─── Provided information

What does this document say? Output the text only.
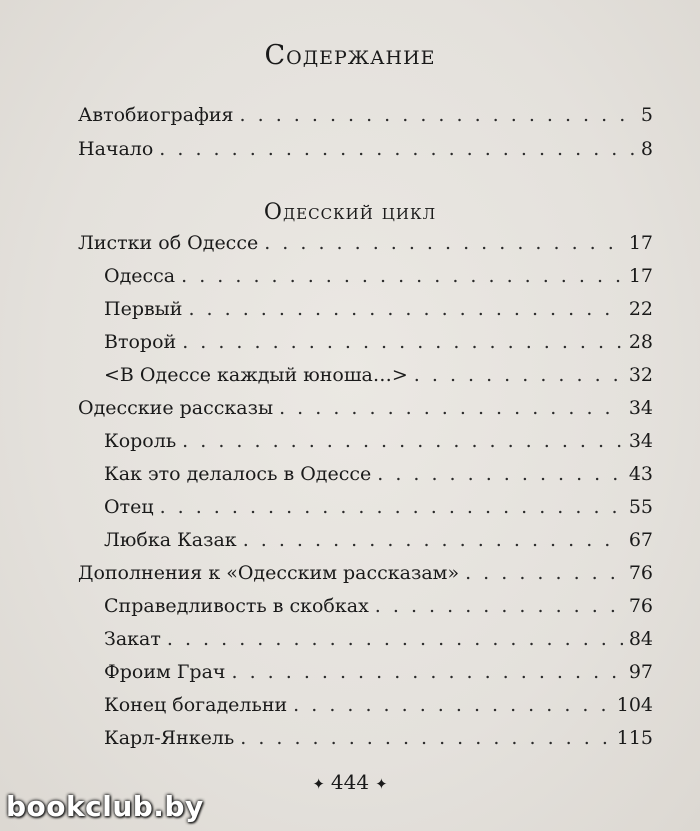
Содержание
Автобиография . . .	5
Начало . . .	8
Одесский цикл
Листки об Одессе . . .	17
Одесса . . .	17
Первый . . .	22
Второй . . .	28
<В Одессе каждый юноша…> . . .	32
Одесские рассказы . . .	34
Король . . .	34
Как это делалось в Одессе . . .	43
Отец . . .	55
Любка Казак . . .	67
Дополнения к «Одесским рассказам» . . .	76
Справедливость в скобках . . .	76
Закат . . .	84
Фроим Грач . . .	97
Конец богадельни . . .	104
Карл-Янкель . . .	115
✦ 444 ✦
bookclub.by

──────

> **What is asked**
Repeat all of the entries word for word, but omit the pictures.

> **Problem solution**
What does this document say? Output the text only.
Содержание
Автобиография . . .	5
Начало . . .	8
Одесский цикл
Листки об Одессе . . .	17
Одесса . . .	17
Первый . . .	22
Второй . . .	28
<В Одессе каждый юноша…> . . .	32
Одесские рассказы . . .	34
Король . . .	34
Как это делалось в Одессе . . .	43
Отец . . .	55
Любка Казак . . .	67
Дополнения к «Одесским рассказам» . . .	76
Справедливость в скобках . . .	76
Закат . . .	84
Фроим Грач . . .	97
Конец богадельни . . .	104
Карл-Янкель . . .	115
✦ 444 ✦
bookclub.by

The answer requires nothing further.